Exercise brief >>
Will you transcribe all the entries word for word, skipping the pictures they hold?

•••

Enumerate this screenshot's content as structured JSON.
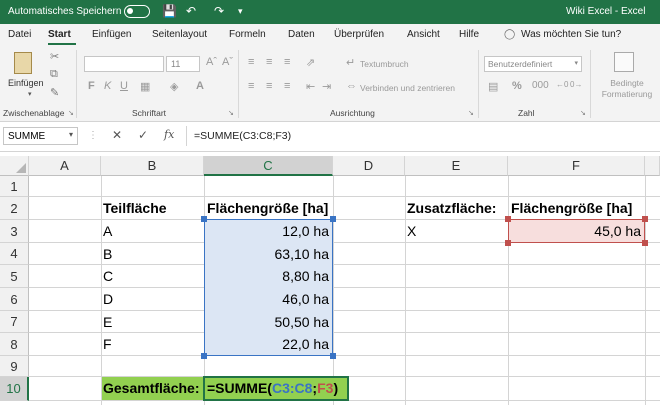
{
  "titlebar": {
    "autosave_label": "Automatisches Speichern",
    "title": "Wiki Excel  -  Excel"
  },
  "tabs": [
    "Datei",
    "Start",
    "Einfügen",
    "Seitenlayout",
    "Formeln",
    "Daten",
    "Überprüfen",
    "Ansicht",
    "Hilfe"
  ],
  "tell_me": "Was möchten Sie tun?",
  "ribbon": {
    "paste_label": "Einfügen",
    "clipboard_group": "Zwischenablage",
    "font_group": "Schriftart",
    "font_size": "11",
    "alignment_group": "Ausrichtung",
    "wrap_text": "Textumbruch",
    "merge_center": "Verbinden und zentrieren",
    "number_group": "Zahl",
    "number_format": "Benutzerdefiniert",
    "conditional_format": "Bedingte Formatierung"
  },
  "formula_bar": {
    "name_box": "SUMME",
    "formula": "=SUMME(C3:C8;F3)"
  },
  "columns": [
    "A",
    "B",
    "C",
    "D",
    "E",
    "F"
  ],
  "rows": [
    "1",
    "2",
    "3",
    "4",
    "5",
    "6",
    "7",
    "8",
    "9",
    "10"
  ],
  "cells": {
    "B2": "Teilfläche",
    "C2": "Flächengröße [ha]",
    "E2": "Zusatzfläche:",
    "F2": "Flächengröße [ha]",
    "B3": "A",
    "C3": "12,0 ha",
    "B4": "B",
    "C4": "63,10 ha",
    "B5": "C",
    "C5": "8,80 ha",
    "B6": "D",
    "C6": "46,0 ha",
    "B7": "E",
    "C7": "50,50 ha",
    "B8": "F",
    "C8": "22,0 ha",
    "E3": "X",
    "F3": "45,0 ha",
    "B10": "Gesamtfläche:"
  },
  "formula_parts": {
    "prefix": "=SUMME(",
    "ref1": "C3:C8",
    "sep": ";",
    "ref2": "F3",
    "suffix": ")"
  },
  "colors": {
    "excel_green": "#217346",
    "range1": "#3a74c4",
    "range2": "#c0504d",
    "total_fill": "#92d050"
  }
}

•••

Task result >>
Enumerate this screenshot's content as structured JSON.
{
  "titlebar": {
    "autosave_label": "Automatisches Speichern",
    "title": "Wiki Excel  -  Excel"
  },
  "tabs": [
    "Datei",
    "Start",
    "Einfügen",
    "Seitenlayout",
    "Formeln",
    "Daten",
    "Überprüfen",
    "Ansicht",
    "Hilfe"
  ],
  "tell_me": "Was möchten Sie tun?",
  "ribbon": {
    "paste_label": "Einfügen",
    "clipboard_group": "Zwischenablage",
    "font_group": "Schriftart",
    "font_size": "11",
    "alignment_group": "Ausrichtung",
    "wrap_text": "Textumbruch",
    "merge_center": "Verbinden und zentrieren",
    "number_group": "Zahl",
    "number_format": "Benutzerdefiniert",
    "conditional_format": "Bedingte Formatierung"
  },
  "formula_bar": {
    "name_box": "SUMME",
    "formula": "=SUMME(C3:C8;F3)"
  },
  "columns": [
    "A",
    "B",
    "C",
    "D",
    "E",
    "F"
  ],
  "rows": [
    "1",
    "2",
    "3",
    "4",
    "5",
    "6",
    "7",
    "8",
    "9",
    "10"
  ],
  "cells": {
    "B2": "Teilfläche",
    "C2": "Flächengröße [ha]",
    "E2": "Zusatzfläche:",
    "F2": "Flächengröße [ha]",
    "B3": "A",
    "C3": "12,0 ha",
    "B4": "B",
    "C4": "63,10 ha",
    "B5": "C",
    "C5": "8,80 ha",
    "B6": "D",
    "C6": "46,0 ha",
    "B7": "E",
    "C7": "50,50 ha",
    "B8": "F",
    "C8": "22,0 ha",
    "E3": "X",
    "F3": "45,0 ha",
    "B10": "Gesamtfläche:"
  },
  "formula_parts": {
    "prefix": "=SUMME(",
    "ref1": "C3:C8",
    "sep": ";",
    "ref2": "F3",
    "suffix": ")"
  },
  "colors": {
    "excel_green": "#217346",
    "range1": "#3a74c4",
    "range2": "#c0504d",
    "total_fill": "#92d050"
  }
}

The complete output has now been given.